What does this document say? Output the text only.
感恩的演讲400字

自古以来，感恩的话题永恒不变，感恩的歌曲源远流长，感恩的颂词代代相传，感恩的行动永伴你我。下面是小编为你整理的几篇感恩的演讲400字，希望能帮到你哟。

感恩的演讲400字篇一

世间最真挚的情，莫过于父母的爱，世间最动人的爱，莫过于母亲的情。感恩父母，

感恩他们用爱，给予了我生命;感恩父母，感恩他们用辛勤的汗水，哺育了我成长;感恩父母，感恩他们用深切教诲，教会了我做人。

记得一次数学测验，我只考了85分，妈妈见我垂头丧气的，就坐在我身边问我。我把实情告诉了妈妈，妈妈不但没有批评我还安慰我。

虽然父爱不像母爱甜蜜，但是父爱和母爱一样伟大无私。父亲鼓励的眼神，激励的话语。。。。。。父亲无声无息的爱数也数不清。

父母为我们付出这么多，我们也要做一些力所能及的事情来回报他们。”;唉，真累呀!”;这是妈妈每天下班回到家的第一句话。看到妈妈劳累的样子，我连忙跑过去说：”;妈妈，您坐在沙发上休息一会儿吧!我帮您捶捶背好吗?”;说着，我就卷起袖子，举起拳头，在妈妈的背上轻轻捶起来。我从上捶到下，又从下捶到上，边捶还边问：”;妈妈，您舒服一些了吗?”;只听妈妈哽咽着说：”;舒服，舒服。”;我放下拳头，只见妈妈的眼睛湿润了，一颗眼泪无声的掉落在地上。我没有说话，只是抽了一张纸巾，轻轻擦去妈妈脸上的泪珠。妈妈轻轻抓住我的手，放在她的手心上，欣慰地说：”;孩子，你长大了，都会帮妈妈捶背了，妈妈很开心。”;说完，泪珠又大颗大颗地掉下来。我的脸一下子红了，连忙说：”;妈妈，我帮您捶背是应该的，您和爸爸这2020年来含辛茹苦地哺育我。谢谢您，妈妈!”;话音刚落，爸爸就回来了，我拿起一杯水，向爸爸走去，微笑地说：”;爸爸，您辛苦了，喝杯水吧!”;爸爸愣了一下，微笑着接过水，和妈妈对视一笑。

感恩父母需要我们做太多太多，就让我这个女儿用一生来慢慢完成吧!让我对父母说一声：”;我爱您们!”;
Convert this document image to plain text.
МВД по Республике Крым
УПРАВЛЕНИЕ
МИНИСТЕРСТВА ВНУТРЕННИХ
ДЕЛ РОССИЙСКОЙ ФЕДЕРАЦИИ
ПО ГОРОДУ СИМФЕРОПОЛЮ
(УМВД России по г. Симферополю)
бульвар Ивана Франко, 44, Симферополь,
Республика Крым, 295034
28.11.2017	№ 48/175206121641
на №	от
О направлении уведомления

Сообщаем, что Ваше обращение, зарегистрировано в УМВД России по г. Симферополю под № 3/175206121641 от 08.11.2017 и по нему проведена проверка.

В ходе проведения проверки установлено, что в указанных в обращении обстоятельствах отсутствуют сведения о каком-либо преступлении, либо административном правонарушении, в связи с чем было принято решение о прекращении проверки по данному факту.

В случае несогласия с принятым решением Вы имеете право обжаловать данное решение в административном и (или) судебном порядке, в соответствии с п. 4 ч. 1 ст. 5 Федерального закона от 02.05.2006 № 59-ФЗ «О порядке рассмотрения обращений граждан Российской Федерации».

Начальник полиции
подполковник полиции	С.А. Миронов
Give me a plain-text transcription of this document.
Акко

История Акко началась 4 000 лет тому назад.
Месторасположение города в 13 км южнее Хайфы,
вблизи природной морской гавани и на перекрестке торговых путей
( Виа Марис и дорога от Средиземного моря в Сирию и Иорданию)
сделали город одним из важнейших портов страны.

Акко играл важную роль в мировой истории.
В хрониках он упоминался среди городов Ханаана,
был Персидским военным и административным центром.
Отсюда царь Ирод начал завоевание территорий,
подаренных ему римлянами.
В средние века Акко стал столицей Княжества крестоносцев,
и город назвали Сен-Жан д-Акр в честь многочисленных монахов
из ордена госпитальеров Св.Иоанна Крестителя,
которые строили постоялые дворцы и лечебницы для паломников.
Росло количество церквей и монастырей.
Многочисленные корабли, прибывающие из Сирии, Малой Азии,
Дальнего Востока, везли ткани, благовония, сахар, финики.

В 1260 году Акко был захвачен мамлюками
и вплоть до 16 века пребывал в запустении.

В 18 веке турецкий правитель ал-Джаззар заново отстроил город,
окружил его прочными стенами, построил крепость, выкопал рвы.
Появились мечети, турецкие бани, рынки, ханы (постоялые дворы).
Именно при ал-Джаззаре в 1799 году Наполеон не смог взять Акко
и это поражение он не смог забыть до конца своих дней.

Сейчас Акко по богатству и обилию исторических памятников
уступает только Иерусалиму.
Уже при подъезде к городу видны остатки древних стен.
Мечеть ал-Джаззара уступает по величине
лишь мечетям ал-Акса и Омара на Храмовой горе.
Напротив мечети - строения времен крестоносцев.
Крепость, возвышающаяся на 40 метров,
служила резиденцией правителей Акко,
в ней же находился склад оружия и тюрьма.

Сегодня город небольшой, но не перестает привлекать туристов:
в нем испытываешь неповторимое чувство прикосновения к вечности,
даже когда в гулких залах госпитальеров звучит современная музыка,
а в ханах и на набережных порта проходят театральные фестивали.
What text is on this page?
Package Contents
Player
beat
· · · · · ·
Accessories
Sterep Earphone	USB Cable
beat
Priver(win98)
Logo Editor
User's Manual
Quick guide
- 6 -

----

EXERCISE BRIEF -
Report the number of lines in the listing where the string "this" appears, and nothing besides.

EXERCISE OUTPUT -
4